*Records contained in a dataset*
* * * * * * *
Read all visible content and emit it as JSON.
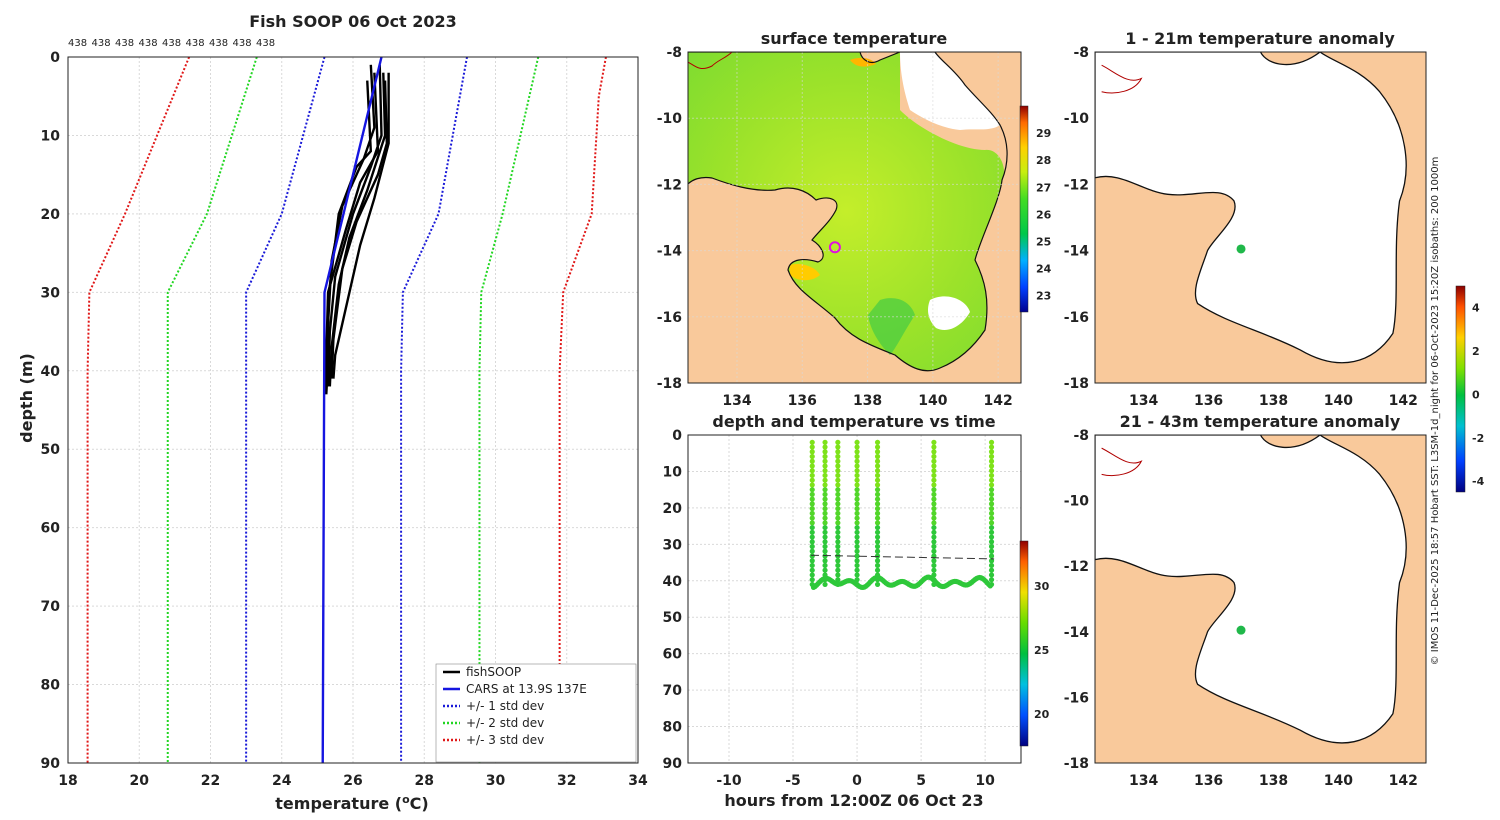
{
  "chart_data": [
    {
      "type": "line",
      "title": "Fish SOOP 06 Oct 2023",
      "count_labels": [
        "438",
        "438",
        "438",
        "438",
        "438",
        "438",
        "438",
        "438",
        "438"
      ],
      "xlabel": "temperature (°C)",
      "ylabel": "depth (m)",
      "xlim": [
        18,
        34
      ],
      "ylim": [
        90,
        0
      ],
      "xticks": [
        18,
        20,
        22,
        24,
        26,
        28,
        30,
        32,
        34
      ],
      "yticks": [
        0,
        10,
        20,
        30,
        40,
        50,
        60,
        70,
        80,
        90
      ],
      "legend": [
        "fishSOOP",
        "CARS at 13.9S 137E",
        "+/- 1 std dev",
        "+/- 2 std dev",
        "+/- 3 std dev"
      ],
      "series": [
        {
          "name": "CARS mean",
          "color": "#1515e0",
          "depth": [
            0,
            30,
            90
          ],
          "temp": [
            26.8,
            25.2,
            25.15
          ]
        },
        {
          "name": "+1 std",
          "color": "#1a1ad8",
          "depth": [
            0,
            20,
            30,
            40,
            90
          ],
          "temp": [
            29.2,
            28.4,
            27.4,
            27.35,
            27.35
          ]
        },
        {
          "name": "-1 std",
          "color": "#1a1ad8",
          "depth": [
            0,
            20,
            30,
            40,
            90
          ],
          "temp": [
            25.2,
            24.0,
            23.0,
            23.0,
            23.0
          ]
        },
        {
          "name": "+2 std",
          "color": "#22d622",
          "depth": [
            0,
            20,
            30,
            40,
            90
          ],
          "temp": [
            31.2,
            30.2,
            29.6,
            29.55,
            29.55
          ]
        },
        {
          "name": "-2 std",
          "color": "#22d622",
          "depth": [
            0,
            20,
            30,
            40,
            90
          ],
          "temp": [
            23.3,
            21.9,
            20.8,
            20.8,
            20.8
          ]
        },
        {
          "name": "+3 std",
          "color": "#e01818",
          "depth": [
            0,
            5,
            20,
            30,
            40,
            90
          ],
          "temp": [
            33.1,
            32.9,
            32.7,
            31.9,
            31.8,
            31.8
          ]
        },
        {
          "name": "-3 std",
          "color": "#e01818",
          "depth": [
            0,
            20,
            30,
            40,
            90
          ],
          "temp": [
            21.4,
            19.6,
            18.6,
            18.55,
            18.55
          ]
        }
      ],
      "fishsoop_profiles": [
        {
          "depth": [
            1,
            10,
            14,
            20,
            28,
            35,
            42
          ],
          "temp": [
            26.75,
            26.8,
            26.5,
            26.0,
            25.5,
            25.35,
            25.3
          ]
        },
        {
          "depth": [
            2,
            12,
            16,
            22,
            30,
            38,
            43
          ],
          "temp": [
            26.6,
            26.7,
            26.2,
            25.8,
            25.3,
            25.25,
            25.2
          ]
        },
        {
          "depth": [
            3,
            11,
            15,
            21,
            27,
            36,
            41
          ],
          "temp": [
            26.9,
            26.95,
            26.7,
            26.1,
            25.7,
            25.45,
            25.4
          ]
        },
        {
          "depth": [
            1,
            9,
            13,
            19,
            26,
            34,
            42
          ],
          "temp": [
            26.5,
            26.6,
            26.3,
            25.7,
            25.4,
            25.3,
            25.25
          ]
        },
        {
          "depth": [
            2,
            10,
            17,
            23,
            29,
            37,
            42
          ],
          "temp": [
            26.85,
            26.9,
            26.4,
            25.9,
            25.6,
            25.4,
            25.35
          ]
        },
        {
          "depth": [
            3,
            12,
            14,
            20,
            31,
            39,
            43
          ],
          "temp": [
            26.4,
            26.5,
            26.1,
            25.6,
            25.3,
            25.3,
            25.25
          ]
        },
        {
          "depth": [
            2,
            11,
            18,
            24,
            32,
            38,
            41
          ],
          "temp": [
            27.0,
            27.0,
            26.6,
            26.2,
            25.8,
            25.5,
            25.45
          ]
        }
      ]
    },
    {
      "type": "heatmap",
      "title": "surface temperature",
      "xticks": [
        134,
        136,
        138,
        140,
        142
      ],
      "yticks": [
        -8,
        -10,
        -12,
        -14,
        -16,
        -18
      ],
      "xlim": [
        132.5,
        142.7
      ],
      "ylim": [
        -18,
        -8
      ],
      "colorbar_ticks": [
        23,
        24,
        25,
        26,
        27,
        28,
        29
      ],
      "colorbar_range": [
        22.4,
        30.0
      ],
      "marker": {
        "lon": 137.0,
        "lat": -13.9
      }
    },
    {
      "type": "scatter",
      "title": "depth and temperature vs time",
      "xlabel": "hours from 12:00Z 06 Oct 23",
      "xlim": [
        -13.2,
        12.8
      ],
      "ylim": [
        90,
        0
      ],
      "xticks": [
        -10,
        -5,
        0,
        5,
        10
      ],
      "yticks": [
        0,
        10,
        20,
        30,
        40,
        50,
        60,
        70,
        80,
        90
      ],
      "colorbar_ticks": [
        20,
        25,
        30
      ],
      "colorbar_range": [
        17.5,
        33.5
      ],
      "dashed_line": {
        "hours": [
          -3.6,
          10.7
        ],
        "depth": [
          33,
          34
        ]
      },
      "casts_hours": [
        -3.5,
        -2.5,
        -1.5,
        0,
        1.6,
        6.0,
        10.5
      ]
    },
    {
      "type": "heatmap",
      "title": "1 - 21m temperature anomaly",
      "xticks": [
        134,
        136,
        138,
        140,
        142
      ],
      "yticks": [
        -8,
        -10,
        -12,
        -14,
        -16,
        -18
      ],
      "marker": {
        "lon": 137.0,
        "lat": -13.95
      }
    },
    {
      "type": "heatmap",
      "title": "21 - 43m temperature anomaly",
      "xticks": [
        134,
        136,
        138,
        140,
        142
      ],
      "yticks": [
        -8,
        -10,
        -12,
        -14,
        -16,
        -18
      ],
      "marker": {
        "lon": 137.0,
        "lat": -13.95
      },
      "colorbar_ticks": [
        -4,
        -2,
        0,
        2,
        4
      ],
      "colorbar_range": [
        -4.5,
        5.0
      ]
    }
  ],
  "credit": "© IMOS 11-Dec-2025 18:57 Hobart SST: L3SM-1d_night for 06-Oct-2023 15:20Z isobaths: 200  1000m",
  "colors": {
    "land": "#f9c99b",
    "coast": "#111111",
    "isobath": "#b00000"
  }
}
* * * * * * *
*What the exercise asks*
Tally how many lines of the records hold the word "title". Answer with the number only.

*Final result*
5